**Set task**
In the data, extract each line that holds the string "icon".
►
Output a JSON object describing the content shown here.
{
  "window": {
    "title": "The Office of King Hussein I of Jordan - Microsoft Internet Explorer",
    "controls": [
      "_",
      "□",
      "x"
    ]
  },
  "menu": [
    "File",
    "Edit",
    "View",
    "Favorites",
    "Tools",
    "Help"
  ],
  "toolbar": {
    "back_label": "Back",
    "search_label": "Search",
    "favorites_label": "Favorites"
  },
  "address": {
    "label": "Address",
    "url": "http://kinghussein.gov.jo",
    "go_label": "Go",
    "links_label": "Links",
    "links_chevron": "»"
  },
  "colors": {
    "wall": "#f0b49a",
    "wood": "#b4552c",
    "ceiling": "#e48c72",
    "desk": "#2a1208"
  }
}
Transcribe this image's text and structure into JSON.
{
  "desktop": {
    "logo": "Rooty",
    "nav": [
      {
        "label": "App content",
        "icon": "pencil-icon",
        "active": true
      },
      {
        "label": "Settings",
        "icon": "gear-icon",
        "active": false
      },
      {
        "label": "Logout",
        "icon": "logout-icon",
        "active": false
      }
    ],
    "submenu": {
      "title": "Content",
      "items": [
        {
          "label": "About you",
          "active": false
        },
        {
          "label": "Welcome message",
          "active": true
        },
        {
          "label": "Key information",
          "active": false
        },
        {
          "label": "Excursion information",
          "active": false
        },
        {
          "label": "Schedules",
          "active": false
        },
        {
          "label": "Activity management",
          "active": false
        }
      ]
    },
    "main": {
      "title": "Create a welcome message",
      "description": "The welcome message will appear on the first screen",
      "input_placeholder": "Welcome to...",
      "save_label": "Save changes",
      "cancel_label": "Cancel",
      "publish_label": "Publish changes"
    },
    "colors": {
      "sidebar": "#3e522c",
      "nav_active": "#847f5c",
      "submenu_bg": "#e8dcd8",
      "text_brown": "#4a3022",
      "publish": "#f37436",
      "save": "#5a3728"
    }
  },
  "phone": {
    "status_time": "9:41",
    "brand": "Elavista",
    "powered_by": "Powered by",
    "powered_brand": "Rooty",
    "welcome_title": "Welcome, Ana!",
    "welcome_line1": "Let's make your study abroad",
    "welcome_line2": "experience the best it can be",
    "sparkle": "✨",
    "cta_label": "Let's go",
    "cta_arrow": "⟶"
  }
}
◄
**Exercise result**
        "icon": "pencil-icon",
        "icon": "gear-icon",
        "icon": "logout-icon",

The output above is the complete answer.